-------- Records supplied
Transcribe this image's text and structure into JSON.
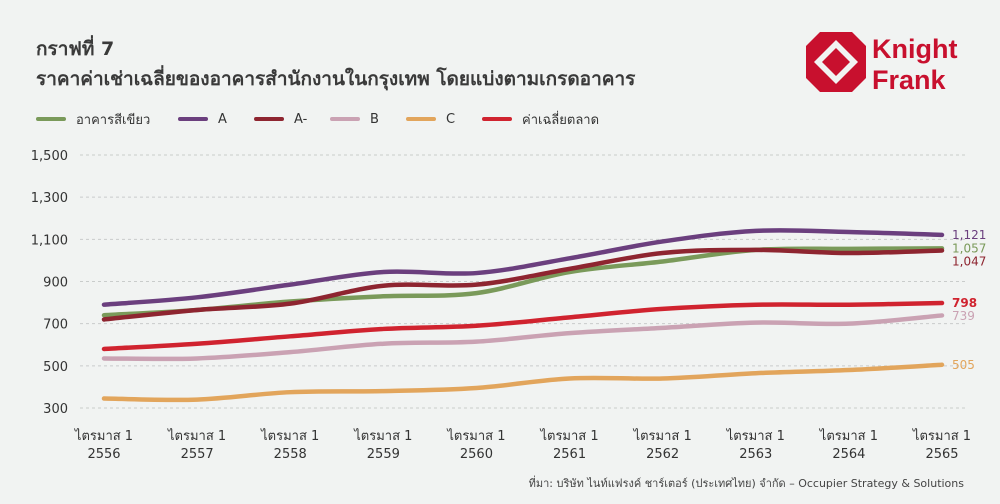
{
  "caption": "กราฟที่ 7",
  "title": "ราคาค่าเช่าเฉลี่ยของอาคารสำนักงานในกรุงเทพ โดยแบ่งตามเกรดอาคาร",
  "logo": {
    "line1": "Knight",
    "line2": "Frank",
    "color": "#c8102e"
  },
  "source": "ที่มา: บริษัท ไนท์แฟรงค์ ชาร์เตอร์ (ประเทศไทย) จำกัด – Occupier Strategy & Solutions",
  "chart_data": {
    "type": "line",
    "x": [
      "ไตรมาส 1 2556",
      "ไตรมาส 1 2557",
      "ไตรมาส 1 2558",
      "ไตรมาส 1 2559",
      "ไตรมาส 1 2560",
      "ไตรมาส 1 2561",
      "ไตรมาส 1 2562",
      "ไตรมาส 1 2563",
      "ไตรมาส 1 2564",
      "ไตรมาส 1 2565"
    ],
    "x_lines": [
      [
        "ไตรมาส 1",
        "2556"
      ],
      [
        "ไตรมาส 1",
        "2557"
      ],
      [
        "ไตรมาส 1",
        "2558"
      ],
      [
        "ไตรมาส 1",
        "2559"
      ],
      [
        "ไตรมาส 1",
        "2560"
      ],
      [
        "ไตรมาส 1",
        "2561"
      ],
      [
        "ไตรมาส 1",
        "2562"
      ],
      [
        "ไตรมาส 1",
        "2563"
      ],
      [
        "ไตรมาส 1",
        "2564"
      ],
      [
        "ไตรมาส 1",
        "2565"
      ]
    ],
    "ylim": [
      300,
      1500
    ],
    "yticks": [
      300,
      500,
      700,
      900,
      1100,
      1300,
      1500
    ],
    "ytick_labels": [
      "300",
      "500",
      "700",
      "900",
      "1,100",
      "1,300",
      "1,500"
    ],
    "grid": true,
    "legend_position": "top-left",
    "series": [
      {
        "name": "อาคารสีเขียว",
        "color": "#7a9a5a",
        "values": [
          740,
          765,
          805,
          830,
          845,
          945,
          995,
          1050,
          1055,
          1057
        ],
        "end_label": "1,057",
        "end_label_bold": false
      },
      {
        "name": "A",
        "color": "#6b3f7e",
        "values": [
          790,
          825,
          885,
          945,
          940,
          1010,
          1090,
          1140,
          1135,
          1121
        ],
        "end_label": "1,121",
        "end_label_bold": false
      },
      {
        "name": "A-",
        "color": "#8e2530",
        "values": [
          720,
          765,
          795,
          880,
          885,
          960,
          1035,
          1050,
          1035,
          1047
        ],
        "end_label": "1,047",
        "end_label_bold": false
      },
      {
        "name": "B",
        "color": "#caa2b3",
        "values": [
          535,
          535,
          565,
          605,
          615,
          655,
          680,
          705,
          700,
          739
        ],
        "end_label": "739",
        "end_label_bold": false
      },
      {
        "name": "C",
        "color": "#e2a55c",
        "values": [
          345,
          340,
          375,
          380,
          395,
          440,
          440,
          465,
          480,
          505
        ],
        "end_label": "505",
        "end_label_bold": false
      },
      {
        "name": "ค่าเฉลี่ยตลาด",
        "color": "#d0232f",
        "values": [
          580,
          605,
          640,
          675,
          690,
          730,
          770,
          790,
          790,
          798
        ],
        "end_label": "798",
        "end_label_bold": true
      }
    ]
  }
}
----------------
# [What is required]
Print the records word for word and exclude any picture they hold.

# [Complete output]
Transcribe this image's text and structure into JSON.
{
  "caption": "กราฟที่ 7",
  "title": "ราคาค่าเช่าเฉลี่ยของอาคารสำนักงานในกรุงเทพ โดยแบ่งตามเกรดอาคาร",
  "logo": {
    "line1": "Knight",
    "line2": "Frank",
    "color": "#c8102e"
  },
  "source": "ที่มา: บริษัท ไนท์แฟรงค์ ชาร์เตอร์ (ประเทศไทย) จำกัด – Occupier Strategy & Solutions",
  "chart_data": {
    "type": "line",
    "x": [
      "ไตรมาส 1 2556",
      "ไตรมาส 1 2557",
      "ไตรมาส 1 2558",
      "ไตรมาส 1 2559",
      "ไตรมาส 1 2560",
      "ไตรมาส 1 2561",
      "ไตรมาส 1 2562",
      "ไตรมาส 1 2563",
      "ไตรมาส 1 2564",
      "ไตรมาส 1 2565"
    ],
    "x_lines": [
      [
        "ไตรมาส 1",
        "2556"
      ],
      [
        "ไตรมาส 1",
        "2557"
      ],
      [
        "ไตรมาส 1",
        "2558"
      ],
      [
        "ไตรมาส 1",
        "2559"
      ],
      [
        "ไตรมาส 1",
        "2560"
      ],
      [
        "ไตรมาส 1",
        "2561"
      ],
      [
        "ไตรมาส 1",
        "2562"
      ],
      [
        "ไตรมาส 1",
        "2563"
      ],
      [
        "ไตรมาส 1",
        "2564"
      ],
      [
        "ไตรมาส 1",
        "2565"
      ]
    ],
    "ylim": [
      300,
      1500
    ],
    "yticks": [
      300,
      500,
      700,
      900,
      1100,
      1300,
      1500
    ],
    "ytick_labels": [
      "300",
      "500",
      "700",
      "900",
      "1,100",
      "1,300",
      "1,500"
    ],
    "grid": true,
    "legend_position": "top-left",
    "series": [
      {
        "name": "อาคารสีเขียว",
        "color": "#7a9a5a",
        "values": [
          740,
          765,
          805,
          830,
          845,
          945,
          995,
          1050,
          1055,
          1057
        ],
        "end_label": "1,057",
        "end_label_bold": false
      },
      {
        "name": "A",
        "color": "#6b3f7e",
        "values": [
          790,
          825,
          885,
          945,
          940,
          1010,
          1090,
          1140,
          1135,
          1121
        ],
        "end_label": "1,121",
        "end_label_bold": false
      },
      {
        "name": "A-",
        "color": "#8e2530",
        "values": [
          720,
          765,
          795,
          880,
          885,
          960,
          1035,
          1050,
          1035,
          1047
        ],
        "end_label": "1,047",
        "end_label_bold": false
      },
      {
        "name": "B",
        "color": "#caa2b3",
        "values": [
          535,
          535,
          565,
          605,
          615,
          655,
          680,
          705,
          700,
          739
        ],
        "end_label": "739",
        "end_label_bold": false
      },
      {
        "name": "C",
        "color": "#e2a55c",
        "values": [
          345,
          340,
          375,
          380,
          395,
          440,
          440,
          465,
          480,
          505
        ],
        "end_label": "505",
        "end_label_bold": false
      },
      {
        "name": "ค่าเฉลี่ยตลาด",
        "color": "#d0232f",
        "values": [
          580,
          605,
          640,
          675,
          690,
          730,
          770,
          790,
          790,
          798
        ],
        "end_label": "798",
        "end_label_bold": true
      }
    ]
  }
}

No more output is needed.